*WHAT TO DO:* Below are entries. Pull out all lines containing "this".

Dataset items:

START

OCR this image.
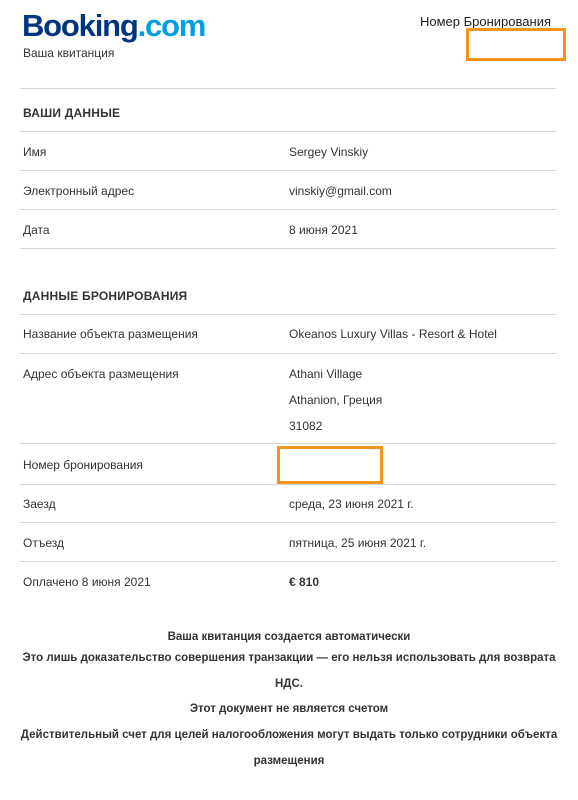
Booking.com
Ваша квитанция
Номер Бронирования
ВАШИ ДАННЫЕ
Имя	Sergey Vinskiy
Электронный адрес	vinskiy@gmail.com
Дата	8 июня 2021
ДАННЫЕ БРОНИРОВАНИЯ
Название объекта размещения	Okeanos Luxury Villas - Resort & Hotel
Адрес объекта размещения	Athani Village
Athanion, Греция
31082
Номер бронирования
Заезд	среда, 23 июня 2021 г.
Отъезд	пятница, 25 июня 2021 г.
Оплачено 8 июня 2021	€ 810
Ваша квитанция создается автоматически
Это лишь доказательство совершения транзакции — его нельзя использовать для возврата
НДС.
Этот документ не является счетом
Действительный счет для целей налогообложения могут выдать только сотрудники объекта
размещения
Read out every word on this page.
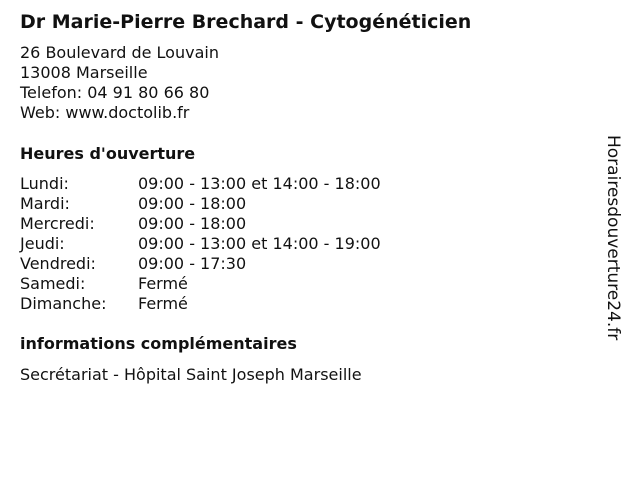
Dr Marie-Pierre Brechard - Cytogénéticien
26 Boulevard de Louvain
13008 Marseille
Telefon: 04 91 80 66 80
Web: www.doctolib.fr
Heures d'ouverture
Lundi:	09:00 - 13:00 et 14:00 - 18:00
Mardi:	09:00 - 18:00
Mercredi:	09:00 - 18:00
Jeudi:	09:00 - 13:00 et 14:00 - 19:00
Vendredi:	09:00 - 17:30
Samedi:	Fermé
Dimanche:	Fermé
informations complémentaires
Secrétariat - Hôpital Saint Joseph Marseille
Horairesdouverture24.fr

END

*EXERCISE RESULT:*
OCR this image.
Read out every word on this page.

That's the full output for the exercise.